### WHAT IS ASKED
Extract, from the listing that follows, each line containing the word "screenshot".

### TASK DATA

------------------------------------------------------------

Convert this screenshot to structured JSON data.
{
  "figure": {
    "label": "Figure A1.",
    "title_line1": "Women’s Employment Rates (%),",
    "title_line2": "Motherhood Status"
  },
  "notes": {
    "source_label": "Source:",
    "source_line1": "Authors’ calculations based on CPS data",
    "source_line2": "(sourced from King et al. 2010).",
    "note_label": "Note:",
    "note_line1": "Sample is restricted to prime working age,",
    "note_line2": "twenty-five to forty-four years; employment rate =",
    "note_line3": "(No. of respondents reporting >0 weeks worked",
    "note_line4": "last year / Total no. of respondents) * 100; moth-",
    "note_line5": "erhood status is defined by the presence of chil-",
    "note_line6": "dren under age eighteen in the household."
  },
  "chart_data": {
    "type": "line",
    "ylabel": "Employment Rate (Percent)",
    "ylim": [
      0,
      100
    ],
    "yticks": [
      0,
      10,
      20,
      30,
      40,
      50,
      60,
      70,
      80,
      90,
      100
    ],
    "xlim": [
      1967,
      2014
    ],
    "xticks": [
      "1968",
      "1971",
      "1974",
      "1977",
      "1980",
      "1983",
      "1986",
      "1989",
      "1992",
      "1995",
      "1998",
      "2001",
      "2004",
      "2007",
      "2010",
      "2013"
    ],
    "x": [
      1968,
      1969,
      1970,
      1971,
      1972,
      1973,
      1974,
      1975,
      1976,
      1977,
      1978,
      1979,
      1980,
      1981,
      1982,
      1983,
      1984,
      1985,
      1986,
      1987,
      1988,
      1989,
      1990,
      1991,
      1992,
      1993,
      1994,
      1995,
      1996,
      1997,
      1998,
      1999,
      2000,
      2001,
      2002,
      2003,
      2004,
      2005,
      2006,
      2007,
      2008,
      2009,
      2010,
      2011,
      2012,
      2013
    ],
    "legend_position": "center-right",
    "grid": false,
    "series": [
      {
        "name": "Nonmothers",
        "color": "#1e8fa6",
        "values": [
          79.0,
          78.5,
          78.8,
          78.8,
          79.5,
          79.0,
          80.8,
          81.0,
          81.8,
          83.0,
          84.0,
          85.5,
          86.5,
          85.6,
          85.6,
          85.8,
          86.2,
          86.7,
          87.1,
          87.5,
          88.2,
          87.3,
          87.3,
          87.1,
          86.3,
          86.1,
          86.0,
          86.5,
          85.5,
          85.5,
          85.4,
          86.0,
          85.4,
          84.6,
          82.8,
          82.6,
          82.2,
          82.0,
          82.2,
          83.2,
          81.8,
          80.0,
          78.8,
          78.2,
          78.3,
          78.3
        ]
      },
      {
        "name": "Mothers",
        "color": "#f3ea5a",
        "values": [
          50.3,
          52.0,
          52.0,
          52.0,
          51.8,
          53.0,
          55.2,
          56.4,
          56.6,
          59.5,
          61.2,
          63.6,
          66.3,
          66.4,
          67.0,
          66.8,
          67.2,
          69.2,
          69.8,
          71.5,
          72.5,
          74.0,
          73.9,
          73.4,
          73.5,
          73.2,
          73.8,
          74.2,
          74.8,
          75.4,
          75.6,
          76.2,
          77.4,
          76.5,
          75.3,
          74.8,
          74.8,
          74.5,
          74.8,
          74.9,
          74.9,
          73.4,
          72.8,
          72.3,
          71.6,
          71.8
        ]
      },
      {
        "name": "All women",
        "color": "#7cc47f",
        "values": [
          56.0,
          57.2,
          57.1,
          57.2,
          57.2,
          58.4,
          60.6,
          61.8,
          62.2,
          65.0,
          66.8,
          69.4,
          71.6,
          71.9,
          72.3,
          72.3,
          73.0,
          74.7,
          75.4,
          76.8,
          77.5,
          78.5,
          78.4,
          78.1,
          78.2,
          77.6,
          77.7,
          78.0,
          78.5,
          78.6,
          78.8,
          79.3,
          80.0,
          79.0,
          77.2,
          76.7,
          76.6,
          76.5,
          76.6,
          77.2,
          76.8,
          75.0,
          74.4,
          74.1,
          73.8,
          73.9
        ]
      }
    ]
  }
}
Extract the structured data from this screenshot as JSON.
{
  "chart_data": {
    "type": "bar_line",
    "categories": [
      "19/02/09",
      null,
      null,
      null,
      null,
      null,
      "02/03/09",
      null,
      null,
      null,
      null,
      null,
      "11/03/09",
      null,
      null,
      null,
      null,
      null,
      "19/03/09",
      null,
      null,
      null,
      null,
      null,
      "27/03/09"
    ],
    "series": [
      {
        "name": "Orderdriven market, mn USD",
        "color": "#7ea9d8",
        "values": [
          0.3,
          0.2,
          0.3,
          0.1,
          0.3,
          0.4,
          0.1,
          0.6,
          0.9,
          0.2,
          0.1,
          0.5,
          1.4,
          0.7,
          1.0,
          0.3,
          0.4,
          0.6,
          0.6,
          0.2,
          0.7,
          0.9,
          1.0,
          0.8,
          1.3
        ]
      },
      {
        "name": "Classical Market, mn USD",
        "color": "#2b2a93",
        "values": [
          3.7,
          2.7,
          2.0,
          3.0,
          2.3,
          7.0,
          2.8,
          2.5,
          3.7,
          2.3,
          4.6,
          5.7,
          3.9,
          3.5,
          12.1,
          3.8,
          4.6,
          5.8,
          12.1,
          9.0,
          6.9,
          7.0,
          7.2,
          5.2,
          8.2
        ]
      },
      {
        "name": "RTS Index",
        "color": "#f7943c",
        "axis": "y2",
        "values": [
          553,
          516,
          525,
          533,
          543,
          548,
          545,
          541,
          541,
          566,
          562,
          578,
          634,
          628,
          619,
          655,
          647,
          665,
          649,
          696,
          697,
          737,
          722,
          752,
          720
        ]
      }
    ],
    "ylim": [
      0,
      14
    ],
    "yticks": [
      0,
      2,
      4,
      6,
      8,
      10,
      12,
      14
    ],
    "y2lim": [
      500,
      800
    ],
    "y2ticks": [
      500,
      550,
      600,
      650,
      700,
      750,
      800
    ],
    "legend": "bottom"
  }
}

------------------------------------------------------------

### WRITTEN REPLY
Convert this screenshot to structured JSON data.
Extract the structured data from this screenshot as JSON.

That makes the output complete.